Starting from the line that contains "Decode this image", reproduce each line exactly through the end of the material, and include no other lines.
# START OF DATA LISTING
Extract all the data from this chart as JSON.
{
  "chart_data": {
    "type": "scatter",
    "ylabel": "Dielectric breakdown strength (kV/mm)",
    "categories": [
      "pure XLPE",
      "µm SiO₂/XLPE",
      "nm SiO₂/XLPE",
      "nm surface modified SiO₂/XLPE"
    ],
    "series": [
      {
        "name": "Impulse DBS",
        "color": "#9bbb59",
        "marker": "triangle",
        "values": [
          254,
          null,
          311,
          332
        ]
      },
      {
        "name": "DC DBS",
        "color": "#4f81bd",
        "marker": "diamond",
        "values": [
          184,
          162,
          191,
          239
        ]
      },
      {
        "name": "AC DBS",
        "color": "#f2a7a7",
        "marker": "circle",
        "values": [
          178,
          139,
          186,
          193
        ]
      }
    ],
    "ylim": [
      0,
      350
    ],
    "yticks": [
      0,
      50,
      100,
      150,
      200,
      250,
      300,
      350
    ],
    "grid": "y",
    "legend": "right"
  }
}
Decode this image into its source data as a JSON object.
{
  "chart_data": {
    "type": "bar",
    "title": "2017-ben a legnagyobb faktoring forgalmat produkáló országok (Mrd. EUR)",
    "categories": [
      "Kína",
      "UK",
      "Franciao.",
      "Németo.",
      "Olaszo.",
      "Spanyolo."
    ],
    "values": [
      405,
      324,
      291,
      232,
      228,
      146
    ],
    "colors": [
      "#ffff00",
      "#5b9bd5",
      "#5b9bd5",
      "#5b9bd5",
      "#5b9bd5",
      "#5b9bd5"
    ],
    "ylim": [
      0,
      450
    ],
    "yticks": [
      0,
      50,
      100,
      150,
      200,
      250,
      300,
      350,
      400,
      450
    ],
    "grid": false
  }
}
# END OF DATA LISTING
SOLVED EXERCISE
Decode this image into its source data as a JSON object.
{
  "chart_data": {
    "type": "bar",
    "title": "2017-ben a legnagyobb faktoring forgalmat produkáló országok (Mrd. EUR)",
    "categories": [
      "Kína",
      "UK",
      "Franciao.",
      "Németo.",
      "Olaszo.",
      "Spanyolo."
    ],
    "values": [
      405,
      324,
      291,
      232,
      228,
      146
    ],
    "colors": [
      "#ffff00",
      "#5b9bd5",
      "#5b9bd5",
      "#5b9bd5",
      "#5b9bd5",
      "#5b9bd5"
    ],
    "ylim": [
      0,
      450
    ],
    "yticks": [
      0,
      50,
      100,
      150,
      200,
      250,
      300,
      350,
      400,
      450
    ],
    "grid": false
  }
}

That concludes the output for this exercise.